# To do:
Go through the records and extract every line with the word "true".

# Exercise input:
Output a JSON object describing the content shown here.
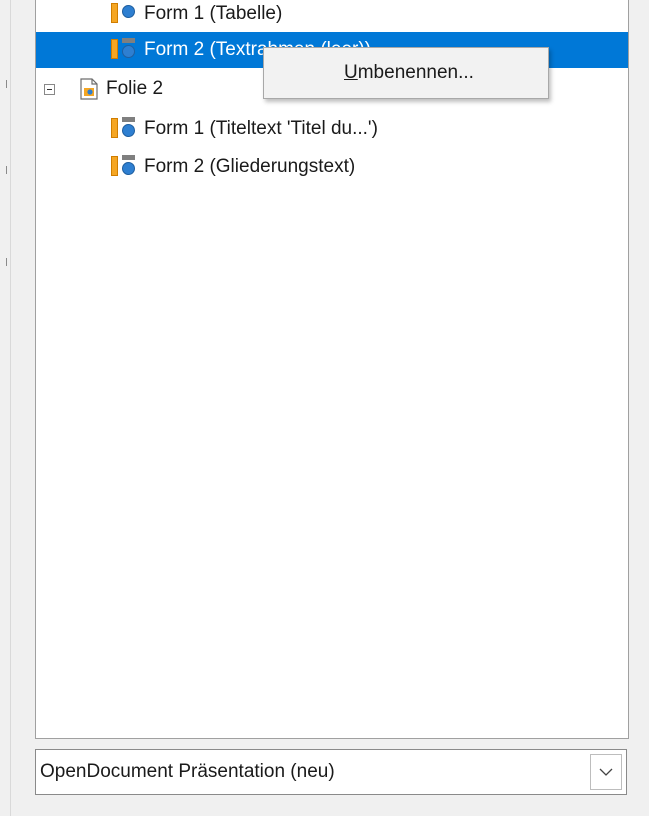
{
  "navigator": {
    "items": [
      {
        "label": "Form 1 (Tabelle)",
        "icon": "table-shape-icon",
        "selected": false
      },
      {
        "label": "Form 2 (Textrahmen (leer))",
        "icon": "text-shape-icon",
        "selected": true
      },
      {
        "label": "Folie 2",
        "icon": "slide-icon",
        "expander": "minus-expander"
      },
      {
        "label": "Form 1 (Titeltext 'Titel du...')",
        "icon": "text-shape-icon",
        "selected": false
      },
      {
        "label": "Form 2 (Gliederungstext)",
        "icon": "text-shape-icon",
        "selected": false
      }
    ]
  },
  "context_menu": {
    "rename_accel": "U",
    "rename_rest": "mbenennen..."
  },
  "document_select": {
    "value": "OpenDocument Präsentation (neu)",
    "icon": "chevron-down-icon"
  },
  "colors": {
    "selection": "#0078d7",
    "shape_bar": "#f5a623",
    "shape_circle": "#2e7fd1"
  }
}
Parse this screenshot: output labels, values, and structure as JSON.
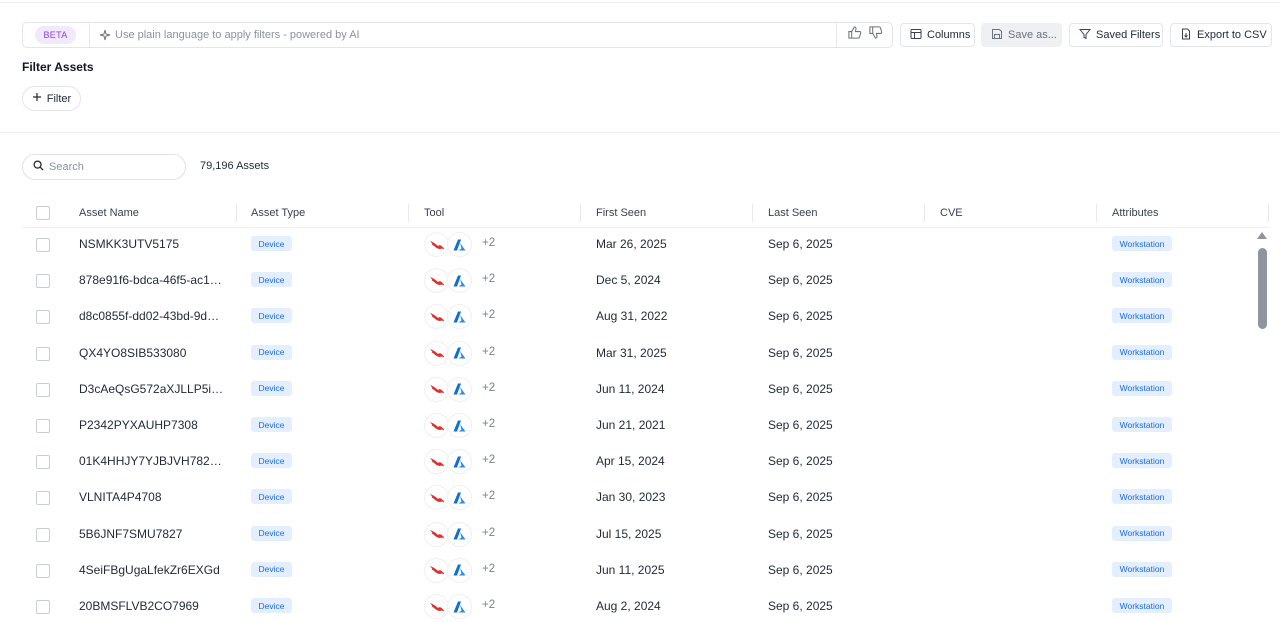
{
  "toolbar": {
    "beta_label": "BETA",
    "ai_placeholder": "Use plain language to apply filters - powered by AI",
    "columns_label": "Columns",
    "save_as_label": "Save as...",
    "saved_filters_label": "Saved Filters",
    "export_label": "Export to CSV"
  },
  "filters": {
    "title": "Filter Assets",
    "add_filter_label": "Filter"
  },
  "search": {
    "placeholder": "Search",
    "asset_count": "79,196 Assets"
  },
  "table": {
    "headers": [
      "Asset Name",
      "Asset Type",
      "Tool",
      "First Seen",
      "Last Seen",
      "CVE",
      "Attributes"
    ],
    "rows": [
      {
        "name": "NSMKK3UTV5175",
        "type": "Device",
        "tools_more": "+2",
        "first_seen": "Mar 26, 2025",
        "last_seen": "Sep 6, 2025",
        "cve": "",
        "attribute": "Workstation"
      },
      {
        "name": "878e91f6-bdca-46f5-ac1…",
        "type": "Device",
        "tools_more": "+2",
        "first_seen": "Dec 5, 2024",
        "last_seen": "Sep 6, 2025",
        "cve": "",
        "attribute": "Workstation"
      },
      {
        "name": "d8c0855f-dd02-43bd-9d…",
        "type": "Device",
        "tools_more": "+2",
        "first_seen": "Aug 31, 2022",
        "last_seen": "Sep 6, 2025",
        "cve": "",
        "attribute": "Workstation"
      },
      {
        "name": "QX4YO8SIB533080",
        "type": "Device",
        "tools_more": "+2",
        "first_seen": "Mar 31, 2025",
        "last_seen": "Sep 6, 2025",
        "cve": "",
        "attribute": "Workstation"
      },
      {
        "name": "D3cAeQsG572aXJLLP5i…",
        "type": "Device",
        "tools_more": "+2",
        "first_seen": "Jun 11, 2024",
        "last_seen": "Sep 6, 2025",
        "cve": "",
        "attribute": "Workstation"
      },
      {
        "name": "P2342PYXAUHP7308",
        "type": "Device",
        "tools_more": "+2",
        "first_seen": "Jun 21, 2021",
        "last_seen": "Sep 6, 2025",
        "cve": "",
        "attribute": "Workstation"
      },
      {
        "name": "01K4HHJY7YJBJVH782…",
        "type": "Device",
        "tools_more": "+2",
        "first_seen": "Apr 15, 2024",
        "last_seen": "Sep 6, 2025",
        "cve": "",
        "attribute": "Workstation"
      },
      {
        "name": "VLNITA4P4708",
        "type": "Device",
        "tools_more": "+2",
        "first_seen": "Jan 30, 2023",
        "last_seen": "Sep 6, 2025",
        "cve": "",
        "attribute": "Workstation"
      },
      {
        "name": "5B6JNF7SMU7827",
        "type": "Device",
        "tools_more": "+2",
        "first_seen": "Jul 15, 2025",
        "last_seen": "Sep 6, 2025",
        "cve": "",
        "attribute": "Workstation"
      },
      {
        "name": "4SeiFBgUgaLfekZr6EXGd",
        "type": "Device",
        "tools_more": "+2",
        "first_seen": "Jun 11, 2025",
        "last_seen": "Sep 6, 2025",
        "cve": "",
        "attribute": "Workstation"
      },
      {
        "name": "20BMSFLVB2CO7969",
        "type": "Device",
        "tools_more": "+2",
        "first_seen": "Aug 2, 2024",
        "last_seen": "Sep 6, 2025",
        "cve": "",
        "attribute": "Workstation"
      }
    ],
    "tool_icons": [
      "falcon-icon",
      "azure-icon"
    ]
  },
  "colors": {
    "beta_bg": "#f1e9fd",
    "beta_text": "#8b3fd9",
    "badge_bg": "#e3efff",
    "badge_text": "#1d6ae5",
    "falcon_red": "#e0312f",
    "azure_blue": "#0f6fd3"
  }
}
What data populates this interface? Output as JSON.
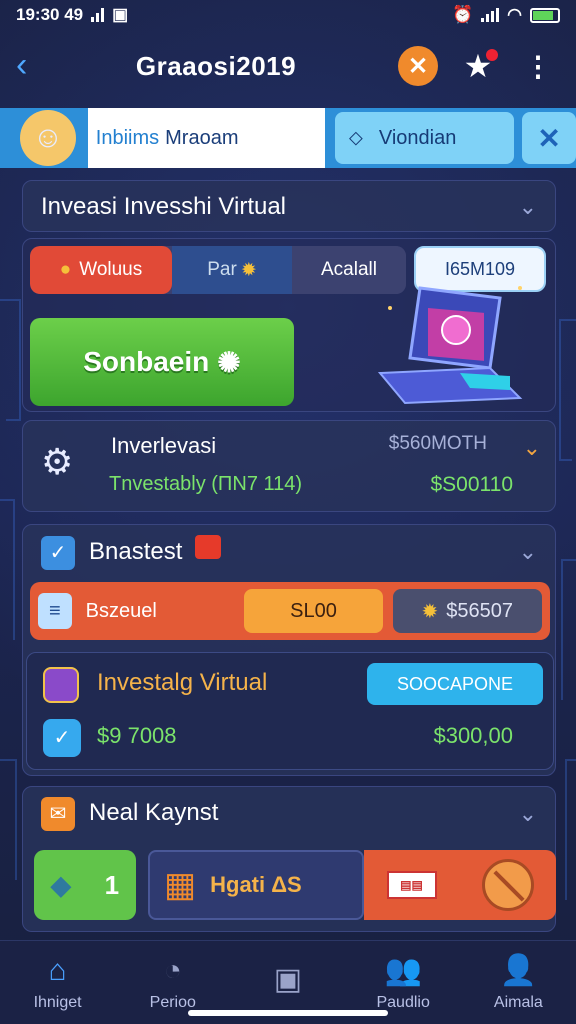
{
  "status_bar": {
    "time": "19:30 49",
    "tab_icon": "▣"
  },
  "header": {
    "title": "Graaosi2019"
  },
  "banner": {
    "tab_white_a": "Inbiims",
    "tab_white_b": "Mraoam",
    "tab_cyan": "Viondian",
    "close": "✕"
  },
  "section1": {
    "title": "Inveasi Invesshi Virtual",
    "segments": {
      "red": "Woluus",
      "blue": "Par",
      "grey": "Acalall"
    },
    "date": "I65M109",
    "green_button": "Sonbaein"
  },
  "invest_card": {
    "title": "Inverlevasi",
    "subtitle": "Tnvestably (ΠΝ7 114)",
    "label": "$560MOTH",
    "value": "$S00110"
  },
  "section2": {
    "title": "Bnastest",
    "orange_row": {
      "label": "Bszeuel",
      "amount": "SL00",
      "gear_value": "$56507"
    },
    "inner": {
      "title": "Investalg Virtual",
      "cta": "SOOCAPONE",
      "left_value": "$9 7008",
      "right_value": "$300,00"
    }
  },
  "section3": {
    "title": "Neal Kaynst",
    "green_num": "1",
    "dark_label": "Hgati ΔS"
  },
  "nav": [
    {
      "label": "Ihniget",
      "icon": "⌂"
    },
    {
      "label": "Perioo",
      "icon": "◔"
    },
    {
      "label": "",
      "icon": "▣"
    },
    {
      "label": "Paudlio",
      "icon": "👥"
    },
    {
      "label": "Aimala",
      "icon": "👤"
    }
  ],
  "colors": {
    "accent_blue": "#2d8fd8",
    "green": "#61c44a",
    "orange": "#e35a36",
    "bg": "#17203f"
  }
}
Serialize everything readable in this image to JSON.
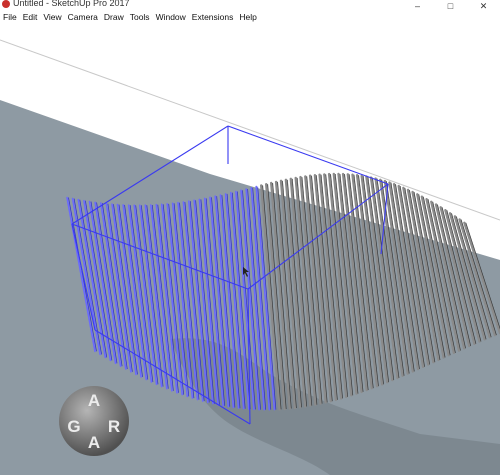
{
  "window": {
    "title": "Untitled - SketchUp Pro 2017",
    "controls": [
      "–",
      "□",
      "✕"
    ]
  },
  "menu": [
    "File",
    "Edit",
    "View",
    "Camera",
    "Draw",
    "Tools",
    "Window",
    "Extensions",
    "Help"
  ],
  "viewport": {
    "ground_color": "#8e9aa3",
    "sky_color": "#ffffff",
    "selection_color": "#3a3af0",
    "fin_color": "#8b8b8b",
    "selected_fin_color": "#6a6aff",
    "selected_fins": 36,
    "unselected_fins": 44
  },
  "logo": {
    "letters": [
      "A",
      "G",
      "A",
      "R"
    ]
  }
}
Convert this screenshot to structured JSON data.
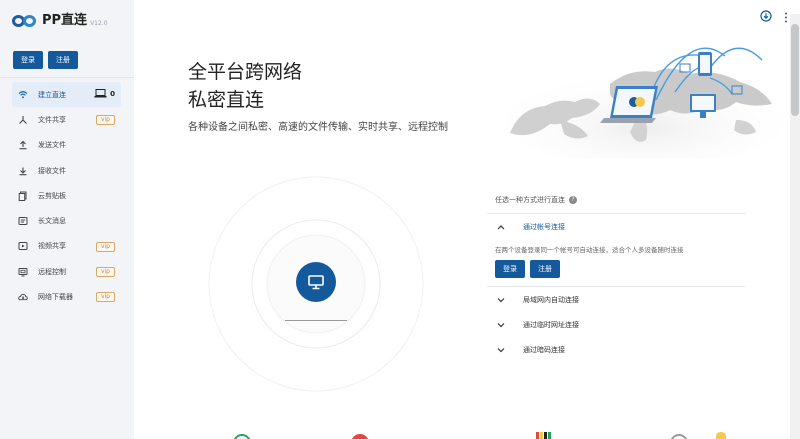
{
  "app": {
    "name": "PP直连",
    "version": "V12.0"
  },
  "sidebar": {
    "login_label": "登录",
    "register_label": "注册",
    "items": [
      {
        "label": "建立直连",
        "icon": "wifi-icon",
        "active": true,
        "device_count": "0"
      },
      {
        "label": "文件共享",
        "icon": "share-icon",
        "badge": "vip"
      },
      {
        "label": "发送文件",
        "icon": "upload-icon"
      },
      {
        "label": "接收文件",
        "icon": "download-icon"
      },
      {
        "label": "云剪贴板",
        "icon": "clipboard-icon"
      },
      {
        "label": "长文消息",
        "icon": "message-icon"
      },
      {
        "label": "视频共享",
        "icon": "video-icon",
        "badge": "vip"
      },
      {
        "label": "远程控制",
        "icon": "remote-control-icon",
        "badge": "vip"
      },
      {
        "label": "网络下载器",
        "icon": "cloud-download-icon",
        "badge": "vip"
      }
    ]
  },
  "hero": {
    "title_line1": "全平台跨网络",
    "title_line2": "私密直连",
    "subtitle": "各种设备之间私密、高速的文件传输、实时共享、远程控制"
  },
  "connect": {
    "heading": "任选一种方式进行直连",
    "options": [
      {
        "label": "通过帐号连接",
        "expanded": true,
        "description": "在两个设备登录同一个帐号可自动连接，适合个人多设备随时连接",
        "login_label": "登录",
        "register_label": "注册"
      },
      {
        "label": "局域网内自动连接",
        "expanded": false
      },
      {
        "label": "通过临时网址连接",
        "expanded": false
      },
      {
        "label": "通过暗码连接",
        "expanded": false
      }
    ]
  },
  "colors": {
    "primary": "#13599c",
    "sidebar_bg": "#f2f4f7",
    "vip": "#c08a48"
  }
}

# Solution for this problem:
        "selected": true
        "active": true,
        "expanded": true,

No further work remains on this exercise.